### Aim:
Copy the records that follow exactly as written, but not their pictures.

***** Provided records

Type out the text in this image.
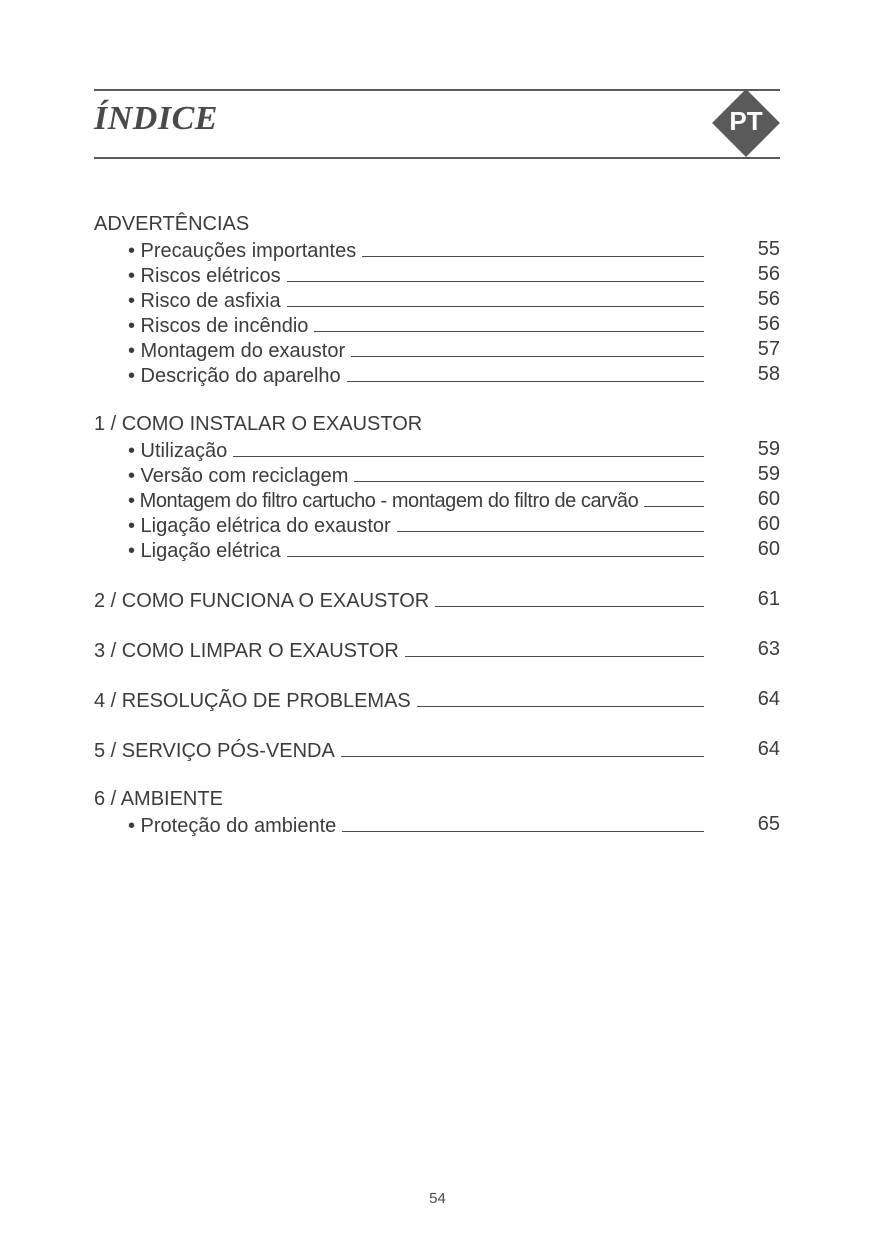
ÍNDICE	PT
ADVERTÊNCIAS
• Precauções importantes	55
• Riscos elétricos	56
• Risco de asfixia	56
• Riscos de incêndio	56
• Montagem do exaustor	57
• Descrição do aparelho	58
1 / COMO INSTALAR O EXAUSTOR
• Utilização	59
• Versão com reciclagem	59
• Montagem do filtro cartucho - montagem do filtro de carvão	60
• Ligação elétrica do exaustor	60
• Ligação elétrica	60
2 / COMO FUNCIONA O EXAUSTOR	61
3 / COMO LIMPAR O EXAUSTOR	63
4 / RESOLUÇÃO DE PROBLEMAS	64
5 / SERVIÇO PÓS-VENDA	64
6 / AMBIENTE
• Proteção do ambiente	65
54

**********

### Complete response:
Type out the text in this image.
ÍNDICE	PT
ADVERTÊNCIAS
• Precauções importantes	55
• Riscos elétricos	56
• Risco de asfixia	56
• Riscos de incêndio	56
• Montagem do exaustor	57
• Descrição do aparelho	58
1 / COMO INSTALAR O EXAUSTOR
• Utilização	59
• Versão com reciclagem	59
• Montagem do filtro cartucho - montagem do filtro de carvão	60
• Ligação elétrica do exaustor	60
• Ligação elétrica	60
2 / COMO FUNCIONA O EXAUSTOR	61
3 / COMO LIMPAR O EXAUSTOR	63
4 / RESOLUÇÃO DE PROBLEMAS	64
5 / SERVIÇO PÓS-VENDA	64
6 / AMBIENTE
• Proteção do ambiente	65
54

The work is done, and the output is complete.